== Data rows ==
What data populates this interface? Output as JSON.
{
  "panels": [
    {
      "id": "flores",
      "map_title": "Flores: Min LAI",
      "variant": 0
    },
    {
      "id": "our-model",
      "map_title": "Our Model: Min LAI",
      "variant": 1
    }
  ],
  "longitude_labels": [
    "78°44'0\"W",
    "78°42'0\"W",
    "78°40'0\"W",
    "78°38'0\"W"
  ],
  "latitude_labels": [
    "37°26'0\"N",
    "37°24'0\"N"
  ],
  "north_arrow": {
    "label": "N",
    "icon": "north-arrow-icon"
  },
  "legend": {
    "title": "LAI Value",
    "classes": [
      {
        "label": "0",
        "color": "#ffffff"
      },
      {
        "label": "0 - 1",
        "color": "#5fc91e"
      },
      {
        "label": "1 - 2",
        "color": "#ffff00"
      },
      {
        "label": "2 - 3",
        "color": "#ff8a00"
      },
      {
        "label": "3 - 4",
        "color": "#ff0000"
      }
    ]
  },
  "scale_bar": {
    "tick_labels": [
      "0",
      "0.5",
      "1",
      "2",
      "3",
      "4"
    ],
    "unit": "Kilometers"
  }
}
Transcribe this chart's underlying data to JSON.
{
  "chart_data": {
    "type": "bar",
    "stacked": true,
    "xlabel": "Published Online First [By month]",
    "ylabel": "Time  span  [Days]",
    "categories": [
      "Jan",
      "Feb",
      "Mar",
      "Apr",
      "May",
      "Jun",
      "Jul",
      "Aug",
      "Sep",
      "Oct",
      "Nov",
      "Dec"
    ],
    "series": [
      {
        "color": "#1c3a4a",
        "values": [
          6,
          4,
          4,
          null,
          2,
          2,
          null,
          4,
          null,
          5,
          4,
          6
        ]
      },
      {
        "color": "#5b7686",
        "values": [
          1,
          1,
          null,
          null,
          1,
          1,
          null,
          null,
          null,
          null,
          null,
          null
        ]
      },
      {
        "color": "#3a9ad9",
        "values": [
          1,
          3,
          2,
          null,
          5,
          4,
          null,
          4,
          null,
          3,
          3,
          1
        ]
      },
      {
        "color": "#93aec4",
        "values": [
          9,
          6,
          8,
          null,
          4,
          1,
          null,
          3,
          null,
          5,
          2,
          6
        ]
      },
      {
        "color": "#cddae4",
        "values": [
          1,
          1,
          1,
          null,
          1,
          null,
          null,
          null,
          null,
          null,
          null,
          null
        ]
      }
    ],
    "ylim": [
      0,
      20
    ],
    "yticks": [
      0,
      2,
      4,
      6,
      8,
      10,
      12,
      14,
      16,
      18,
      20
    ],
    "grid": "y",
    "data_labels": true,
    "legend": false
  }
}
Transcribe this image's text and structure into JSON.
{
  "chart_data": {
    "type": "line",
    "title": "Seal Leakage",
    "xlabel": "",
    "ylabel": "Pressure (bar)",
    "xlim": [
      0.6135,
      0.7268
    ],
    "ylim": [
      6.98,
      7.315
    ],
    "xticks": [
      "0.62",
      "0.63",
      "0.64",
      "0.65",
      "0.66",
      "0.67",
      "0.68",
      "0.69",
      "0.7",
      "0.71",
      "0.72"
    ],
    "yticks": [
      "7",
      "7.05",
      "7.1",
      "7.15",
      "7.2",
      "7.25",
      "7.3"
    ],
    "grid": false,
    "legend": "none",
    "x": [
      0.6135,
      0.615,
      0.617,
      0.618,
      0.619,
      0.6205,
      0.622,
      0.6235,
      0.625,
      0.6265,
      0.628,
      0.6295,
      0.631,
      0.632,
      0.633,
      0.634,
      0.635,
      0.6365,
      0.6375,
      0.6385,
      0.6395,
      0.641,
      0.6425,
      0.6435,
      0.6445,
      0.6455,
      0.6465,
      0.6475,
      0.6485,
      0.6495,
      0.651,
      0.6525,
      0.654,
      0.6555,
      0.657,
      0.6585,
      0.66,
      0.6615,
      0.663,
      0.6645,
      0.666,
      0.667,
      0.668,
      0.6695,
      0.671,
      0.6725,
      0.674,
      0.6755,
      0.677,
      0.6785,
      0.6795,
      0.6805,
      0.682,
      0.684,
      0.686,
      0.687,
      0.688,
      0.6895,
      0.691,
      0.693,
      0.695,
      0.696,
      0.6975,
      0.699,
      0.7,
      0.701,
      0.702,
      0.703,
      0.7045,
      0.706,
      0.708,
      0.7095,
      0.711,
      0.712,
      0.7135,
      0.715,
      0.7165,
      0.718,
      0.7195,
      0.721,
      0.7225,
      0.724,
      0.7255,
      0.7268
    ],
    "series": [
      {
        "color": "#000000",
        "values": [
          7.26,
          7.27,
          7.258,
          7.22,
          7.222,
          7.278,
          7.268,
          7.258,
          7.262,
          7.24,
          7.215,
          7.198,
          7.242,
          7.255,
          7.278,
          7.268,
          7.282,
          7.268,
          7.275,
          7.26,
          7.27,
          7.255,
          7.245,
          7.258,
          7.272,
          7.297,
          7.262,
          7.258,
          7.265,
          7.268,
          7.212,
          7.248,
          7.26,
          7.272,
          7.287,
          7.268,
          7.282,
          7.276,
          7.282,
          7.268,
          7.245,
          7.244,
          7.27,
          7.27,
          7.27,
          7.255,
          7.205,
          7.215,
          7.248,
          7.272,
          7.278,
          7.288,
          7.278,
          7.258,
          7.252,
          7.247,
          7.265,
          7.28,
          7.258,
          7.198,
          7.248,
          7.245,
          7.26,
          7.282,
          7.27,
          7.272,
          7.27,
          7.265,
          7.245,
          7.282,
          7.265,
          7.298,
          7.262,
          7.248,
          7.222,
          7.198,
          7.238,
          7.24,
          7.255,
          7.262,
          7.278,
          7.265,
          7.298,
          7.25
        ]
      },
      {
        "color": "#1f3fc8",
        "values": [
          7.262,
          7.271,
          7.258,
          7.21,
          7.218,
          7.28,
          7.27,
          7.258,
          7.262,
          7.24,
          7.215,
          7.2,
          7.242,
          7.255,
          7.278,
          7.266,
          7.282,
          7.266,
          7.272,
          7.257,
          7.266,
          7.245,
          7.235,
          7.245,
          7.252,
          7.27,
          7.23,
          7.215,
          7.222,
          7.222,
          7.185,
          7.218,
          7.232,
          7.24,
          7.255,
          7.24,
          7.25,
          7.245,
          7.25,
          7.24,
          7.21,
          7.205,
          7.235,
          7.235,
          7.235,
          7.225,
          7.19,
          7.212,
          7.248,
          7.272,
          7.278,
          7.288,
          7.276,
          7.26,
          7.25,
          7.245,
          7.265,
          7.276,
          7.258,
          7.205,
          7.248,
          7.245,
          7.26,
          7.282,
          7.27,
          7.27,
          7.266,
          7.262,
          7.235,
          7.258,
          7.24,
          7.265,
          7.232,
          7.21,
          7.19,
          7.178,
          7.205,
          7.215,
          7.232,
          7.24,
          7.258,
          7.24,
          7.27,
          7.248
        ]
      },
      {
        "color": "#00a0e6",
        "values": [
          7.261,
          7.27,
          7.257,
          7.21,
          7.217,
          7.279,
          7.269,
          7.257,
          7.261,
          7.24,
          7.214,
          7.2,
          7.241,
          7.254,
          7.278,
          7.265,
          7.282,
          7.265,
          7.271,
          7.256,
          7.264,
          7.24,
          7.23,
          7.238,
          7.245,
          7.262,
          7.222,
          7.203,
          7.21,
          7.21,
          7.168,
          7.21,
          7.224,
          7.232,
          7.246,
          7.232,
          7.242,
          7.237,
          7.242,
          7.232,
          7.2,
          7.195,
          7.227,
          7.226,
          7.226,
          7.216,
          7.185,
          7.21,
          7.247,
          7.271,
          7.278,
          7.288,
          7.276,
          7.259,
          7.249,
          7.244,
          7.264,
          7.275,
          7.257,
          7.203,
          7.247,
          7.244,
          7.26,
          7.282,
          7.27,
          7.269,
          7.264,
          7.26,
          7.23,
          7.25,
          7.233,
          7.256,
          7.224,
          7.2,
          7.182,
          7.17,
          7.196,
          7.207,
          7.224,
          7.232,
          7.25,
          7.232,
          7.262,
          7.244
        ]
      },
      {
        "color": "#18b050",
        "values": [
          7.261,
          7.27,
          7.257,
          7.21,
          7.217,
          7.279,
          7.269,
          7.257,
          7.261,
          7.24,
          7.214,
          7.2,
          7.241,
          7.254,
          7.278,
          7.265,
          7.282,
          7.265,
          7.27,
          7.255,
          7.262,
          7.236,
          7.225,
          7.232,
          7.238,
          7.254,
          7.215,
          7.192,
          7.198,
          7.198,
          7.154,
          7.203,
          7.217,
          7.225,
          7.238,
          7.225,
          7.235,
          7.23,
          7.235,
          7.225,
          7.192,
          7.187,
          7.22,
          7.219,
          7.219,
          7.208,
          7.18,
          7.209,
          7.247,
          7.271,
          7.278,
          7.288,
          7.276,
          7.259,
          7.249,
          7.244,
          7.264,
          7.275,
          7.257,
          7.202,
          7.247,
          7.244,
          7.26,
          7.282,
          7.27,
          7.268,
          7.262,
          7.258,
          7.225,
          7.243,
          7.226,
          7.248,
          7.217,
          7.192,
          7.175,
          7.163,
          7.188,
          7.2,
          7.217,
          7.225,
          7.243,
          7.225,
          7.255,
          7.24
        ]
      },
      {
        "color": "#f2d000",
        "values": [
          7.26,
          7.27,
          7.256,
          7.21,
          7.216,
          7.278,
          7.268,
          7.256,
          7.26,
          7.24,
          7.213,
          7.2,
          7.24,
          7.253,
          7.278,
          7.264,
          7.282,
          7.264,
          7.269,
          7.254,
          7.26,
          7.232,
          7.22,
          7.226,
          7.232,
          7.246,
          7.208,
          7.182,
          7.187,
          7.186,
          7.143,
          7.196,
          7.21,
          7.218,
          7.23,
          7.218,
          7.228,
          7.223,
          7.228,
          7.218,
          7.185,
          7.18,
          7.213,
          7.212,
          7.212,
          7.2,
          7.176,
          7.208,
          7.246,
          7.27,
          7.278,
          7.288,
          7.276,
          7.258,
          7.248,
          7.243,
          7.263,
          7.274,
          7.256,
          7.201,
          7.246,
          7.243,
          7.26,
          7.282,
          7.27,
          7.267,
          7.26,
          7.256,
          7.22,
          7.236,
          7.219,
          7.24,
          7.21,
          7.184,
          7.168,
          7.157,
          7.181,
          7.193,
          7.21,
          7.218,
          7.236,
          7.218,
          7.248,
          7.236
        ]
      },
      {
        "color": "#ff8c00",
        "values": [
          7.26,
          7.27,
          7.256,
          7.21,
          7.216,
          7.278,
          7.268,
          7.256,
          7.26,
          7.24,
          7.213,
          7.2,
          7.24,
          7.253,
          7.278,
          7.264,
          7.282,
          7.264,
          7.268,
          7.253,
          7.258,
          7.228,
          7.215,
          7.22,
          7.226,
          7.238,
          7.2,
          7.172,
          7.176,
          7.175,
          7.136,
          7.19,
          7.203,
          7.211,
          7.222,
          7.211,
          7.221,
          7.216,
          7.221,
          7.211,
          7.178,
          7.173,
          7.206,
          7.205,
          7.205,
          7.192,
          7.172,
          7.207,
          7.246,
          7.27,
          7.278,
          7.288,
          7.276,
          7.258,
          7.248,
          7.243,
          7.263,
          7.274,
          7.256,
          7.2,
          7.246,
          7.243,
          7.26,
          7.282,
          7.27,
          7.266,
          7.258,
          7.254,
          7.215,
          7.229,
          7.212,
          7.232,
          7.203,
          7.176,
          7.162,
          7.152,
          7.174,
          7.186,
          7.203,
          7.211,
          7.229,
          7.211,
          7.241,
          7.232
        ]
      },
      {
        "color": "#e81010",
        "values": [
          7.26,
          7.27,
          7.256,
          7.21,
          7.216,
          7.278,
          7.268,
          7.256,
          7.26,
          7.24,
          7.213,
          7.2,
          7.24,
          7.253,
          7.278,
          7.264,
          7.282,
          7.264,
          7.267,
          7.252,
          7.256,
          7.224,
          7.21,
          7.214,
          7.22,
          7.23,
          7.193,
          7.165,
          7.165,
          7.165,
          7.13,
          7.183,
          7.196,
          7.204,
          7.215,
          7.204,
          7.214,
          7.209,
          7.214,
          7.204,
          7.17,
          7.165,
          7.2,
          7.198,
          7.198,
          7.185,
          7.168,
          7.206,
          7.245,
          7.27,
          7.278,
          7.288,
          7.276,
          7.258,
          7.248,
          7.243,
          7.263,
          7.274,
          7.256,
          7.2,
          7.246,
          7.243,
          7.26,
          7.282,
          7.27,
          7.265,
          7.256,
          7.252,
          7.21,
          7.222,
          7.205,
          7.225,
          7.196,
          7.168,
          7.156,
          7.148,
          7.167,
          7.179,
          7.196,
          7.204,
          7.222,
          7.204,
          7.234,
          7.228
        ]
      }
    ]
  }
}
===
# Set problem
Some lines of the data may hold the word "xlabel". Say how many do, with nothing else.

# Response to this exercise
2